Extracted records
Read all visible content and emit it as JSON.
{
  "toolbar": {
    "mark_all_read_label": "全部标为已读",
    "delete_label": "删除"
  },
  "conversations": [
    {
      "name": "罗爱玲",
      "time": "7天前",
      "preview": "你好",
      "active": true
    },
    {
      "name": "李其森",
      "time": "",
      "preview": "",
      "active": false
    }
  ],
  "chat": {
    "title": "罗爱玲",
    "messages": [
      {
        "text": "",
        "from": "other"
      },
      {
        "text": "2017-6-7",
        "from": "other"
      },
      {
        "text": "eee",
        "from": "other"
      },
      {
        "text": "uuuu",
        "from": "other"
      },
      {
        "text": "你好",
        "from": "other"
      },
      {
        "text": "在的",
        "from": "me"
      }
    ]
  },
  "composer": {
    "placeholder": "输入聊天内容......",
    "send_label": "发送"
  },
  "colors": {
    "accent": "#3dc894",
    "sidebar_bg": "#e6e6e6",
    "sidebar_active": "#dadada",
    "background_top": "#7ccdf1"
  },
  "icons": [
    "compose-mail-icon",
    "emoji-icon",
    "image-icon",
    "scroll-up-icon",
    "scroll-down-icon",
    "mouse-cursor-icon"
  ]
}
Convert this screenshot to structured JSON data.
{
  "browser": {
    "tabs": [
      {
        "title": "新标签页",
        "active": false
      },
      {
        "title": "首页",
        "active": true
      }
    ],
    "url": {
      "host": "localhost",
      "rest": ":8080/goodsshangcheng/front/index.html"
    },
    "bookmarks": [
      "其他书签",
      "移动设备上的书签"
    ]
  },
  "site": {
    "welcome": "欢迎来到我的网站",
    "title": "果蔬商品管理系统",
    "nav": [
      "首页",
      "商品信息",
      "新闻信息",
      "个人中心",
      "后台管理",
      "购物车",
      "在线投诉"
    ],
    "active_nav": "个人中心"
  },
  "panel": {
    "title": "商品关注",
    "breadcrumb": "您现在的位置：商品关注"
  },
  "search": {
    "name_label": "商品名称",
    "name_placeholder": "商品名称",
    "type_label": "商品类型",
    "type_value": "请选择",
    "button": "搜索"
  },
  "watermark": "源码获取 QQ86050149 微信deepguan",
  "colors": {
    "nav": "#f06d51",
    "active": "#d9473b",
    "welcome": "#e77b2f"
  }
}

§ Directions for this task
Extract the entries above verbatim.

§ Answer to the task
Read all visible content and emit it as JSON.
{
  "toolbar": {
    "mark_all_read_label": "全部标为已读",
    "delete_label": "删除"
  },
  "conversations": [
    {
      "name": "罗爱玲",
      "time": "7天前",
      "preview": "你好",
      "active": true
    },
    {
      "name": "李其森",
      "time": "",
      "preview": "",
      "active": false
    }
  ],
  "chat": {
    "title": "罗爱玲",
    "messages": [
      {
        "text": "",
        "from": "other"
      },
      {
        "text": "2017-6-7",
        "from": "other"
      },
      {
        "text": "eee",
        "from": "other"
      },
      {
        "text": "uuuu",
        "from": "other"
      },
      {
        "text": "你好",
        "from": "other"
      },
      {
        "text": "在的",
        "from": "me"
      }
    ]
  },
  "composer": {
    "placeholder": "输入聊天内容......",
    "send_label": "发送"
  },
  "colors": {
    "accent": "#3dc894",
    "sidebar_bg": "#e6e6e6",
    "sidebar_active": "#dadada",
    "background_top": "#7ccdf1"
  },
  "icons": [
    "compose-mail-icon",
    "emoji-icon",
    "image-icon",
    "scroll-up-icon",
    "scroll-down-icon",
    "mouse-cursor-icon"
  ]
}
Convert this screenshot to structured JSON data.
{
  "browser": {
    "tabs": [
      {
        "title": "新标签页",
        "active": false
      },
      {
        "title": "首页",
        "active": true
      }
    ],
    "url": {
      "host": "localhost",
      "rest": ":8080/goodsshangcheng/front/index.html"
    },
    "bookmarks": [
      "其他书签",
      "移动设备上的书签"
    ]
  },
  "site": {
    "welcome": "欢迎来到我的网站",
    "title": "果蔬商品管理系统",
    "nav": [
      "首页",
      "商品信息",
      "新闻信息",
      "个人中心",
      "后台管理",
      "购物车",
      "在线投诉"
    ],
    "active_nav": "个人中心"
  },
  "panel": {
    "title": "商品关注",
    "breadcrumb": "您现在的位置：商品关注"
  },
  "search": {
    "name_label": "商品名称",
    "name_placeholder": "商品名称",
    "type_label": "商品类型",
    "type_value": "请选择",
    "button": "搜索"
  },
  "watermark": "源码获取 QQ86050149 微信deepguan",
  "colors": {
    "nav": "#f06d51",
    "active": "#d9473b",
    "welcome": "#e77b2f"
  }
}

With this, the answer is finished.